#### [STATED PROBLEM 1]
According to the text on navigating eBooks, who holds the copyright on a manuscript for current and recent books?
# Start of DOCUMENT
Most books let you jump forward or backward by chapter, section, or part. This is a great way to use a reference or other nonfiction book or to re-read a favorite section from a work of fiction. And it also helps out in collected works.

1. Select or tap the button that shows the table of contents.

2. Select the chapter you want.

Depending on your device, you may need to press a button called Menu and then select Next Chapter or Previous Chapter. Or you may need to select Table of Contents and choose from what comes up.

You may be able to use a search function to hunt through an entire book or chapter to find a particular word, name, or phrase. Read the manual to see if searching is available on your device. However, sometimes the publisher of an electronic file doesn’t allow jumping to a section or searching for a word; that isn’t something that the eReader maker can change. For current and recent books, the publisher or the author holds the copyright on a manuscript and one or the other can control how the property is presented, altered, or indexed.
# End of DOCUMENT
#### [STATED PROBLEM 2]
Reproduce the entries starting at their first line and ending at the line that contains "x-tick-label: Jan 31 (529, 406, 563, 418)".
# Start of GIVEN DATA
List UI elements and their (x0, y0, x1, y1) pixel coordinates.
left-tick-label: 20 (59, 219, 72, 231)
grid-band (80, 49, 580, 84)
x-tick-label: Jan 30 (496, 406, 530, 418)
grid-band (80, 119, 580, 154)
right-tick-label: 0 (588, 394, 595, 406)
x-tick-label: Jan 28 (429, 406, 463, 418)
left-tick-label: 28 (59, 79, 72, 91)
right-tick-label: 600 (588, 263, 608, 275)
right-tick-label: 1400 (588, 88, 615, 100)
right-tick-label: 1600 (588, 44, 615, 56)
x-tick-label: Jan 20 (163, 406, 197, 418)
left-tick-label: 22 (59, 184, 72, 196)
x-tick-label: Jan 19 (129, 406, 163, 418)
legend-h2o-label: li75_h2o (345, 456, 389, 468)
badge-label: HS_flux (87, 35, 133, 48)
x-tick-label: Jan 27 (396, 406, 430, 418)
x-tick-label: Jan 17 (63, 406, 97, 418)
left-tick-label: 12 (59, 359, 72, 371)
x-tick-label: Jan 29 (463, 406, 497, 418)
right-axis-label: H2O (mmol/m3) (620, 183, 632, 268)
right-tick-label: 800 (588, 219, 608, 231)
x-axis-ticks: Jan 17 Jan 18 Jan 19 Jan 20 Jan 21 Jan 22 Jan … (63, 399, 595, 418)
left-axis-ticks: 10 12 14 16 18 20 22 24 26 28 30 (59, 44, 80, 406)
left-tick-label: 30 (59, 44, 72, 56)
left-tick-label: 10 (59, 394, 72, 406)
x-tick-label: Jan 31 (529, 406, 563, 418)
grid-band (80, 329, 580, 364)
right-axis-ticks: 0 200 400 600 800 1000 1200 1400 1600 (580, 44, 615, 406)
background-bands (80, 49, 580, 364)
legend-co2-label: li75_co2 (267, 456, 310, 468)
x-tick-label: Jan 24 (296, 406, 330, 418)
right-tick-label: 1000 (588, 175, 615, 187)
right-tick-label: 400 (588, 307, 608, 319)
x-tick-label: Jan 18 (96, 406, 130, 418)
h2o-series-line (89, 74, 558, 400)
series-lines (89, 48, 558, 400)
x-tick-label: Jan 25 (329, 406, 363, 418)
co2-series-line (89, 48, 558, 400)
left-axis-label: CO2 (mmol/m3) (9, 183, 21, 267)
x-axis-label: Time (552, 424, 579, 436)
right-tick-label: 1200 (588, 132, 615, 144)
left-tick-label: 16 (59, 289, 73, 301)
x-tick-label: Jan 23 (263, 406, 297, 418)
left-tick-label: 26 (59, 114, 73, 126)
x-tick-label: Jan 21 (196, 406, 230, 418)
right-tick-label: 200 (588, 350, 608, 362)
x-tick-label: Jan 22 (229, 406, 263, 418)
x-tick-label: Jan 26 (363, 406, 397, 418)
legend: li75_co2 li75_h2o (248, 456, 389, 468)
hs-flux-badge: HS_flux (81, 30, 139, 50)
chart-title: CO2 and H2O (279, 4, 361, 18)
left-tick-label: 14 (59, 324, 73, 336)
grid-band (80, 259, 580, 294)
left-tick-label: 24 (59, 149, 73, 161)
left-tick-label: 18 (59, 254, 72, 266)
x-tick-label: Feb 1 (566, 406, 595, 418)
# End of GIVEN DATA
#### [WRITTEN RESPONSE 1]
The publisher or the author holds the copyright.

#### [WRITTEN RESPONSE 2]
List UI elements and their (x0, y0, x1, y1) pixel coordinates.
left-tick-label: 20 (59, 219, 72, 231)
grid-band (80, 49, 580, 84)
x-tick-label: Jan 30 (496, 406, 530, 418)
grid-band (80, 119, 580, 154)
right-tick-label: 0 (588, 394, 595, 406)
x-tick-label: Jan 28 (429, 406, 463, 418)
left-tick-label: 28 (59, 79, 72, 91)
right-tick-label: 600 (588, 263, 608, 275)
right-tick-label: 1400 (588, 88, 615, 100)
right-tick-label: 1600 (588, 44, 615, 56)
x-tick-label: Jan 20 (163, 406, 197, 418)
left-tick-label: 22 (59, 184, 72, 196)
x-tick-label: Jan 19 (129, 406, 163, 418)
legend-h2o-label: li75_h2o (345, 456, 389, 468)
badge-label: HS_flux (87, 35, 133, 48)
x-tick-label: Jan 27 (396, 406, 430, 418)
x-tick-label: Jan 17 (63, 406, 97, 418)
left-tick-label: 12 (59, 359, 72, 371)
x-tick-label: Jan 29 (463, 406, 497, 418)
right-axis-label: H2O (mmol/m3) (620, 183, 632, 268)
right-tick-label: 800 (588, 219, 608, 231)
x-axis-ticks: Jan 17 Jan 18 Jan 19 Jan 20 Jan 21 Jan 22 Jan … (63, 399, 595, 418)
left-axis-ticks: 10 12 14 16 18 20 22 24 26 28 30 (59, 44, 80, 406)
left-tick-label: 30 (59, 44, 72, 56)
left-tick-label: 10 (59, 394, 72, 406)
x-tick-label: Jan 31 (529, 406, 563, 418)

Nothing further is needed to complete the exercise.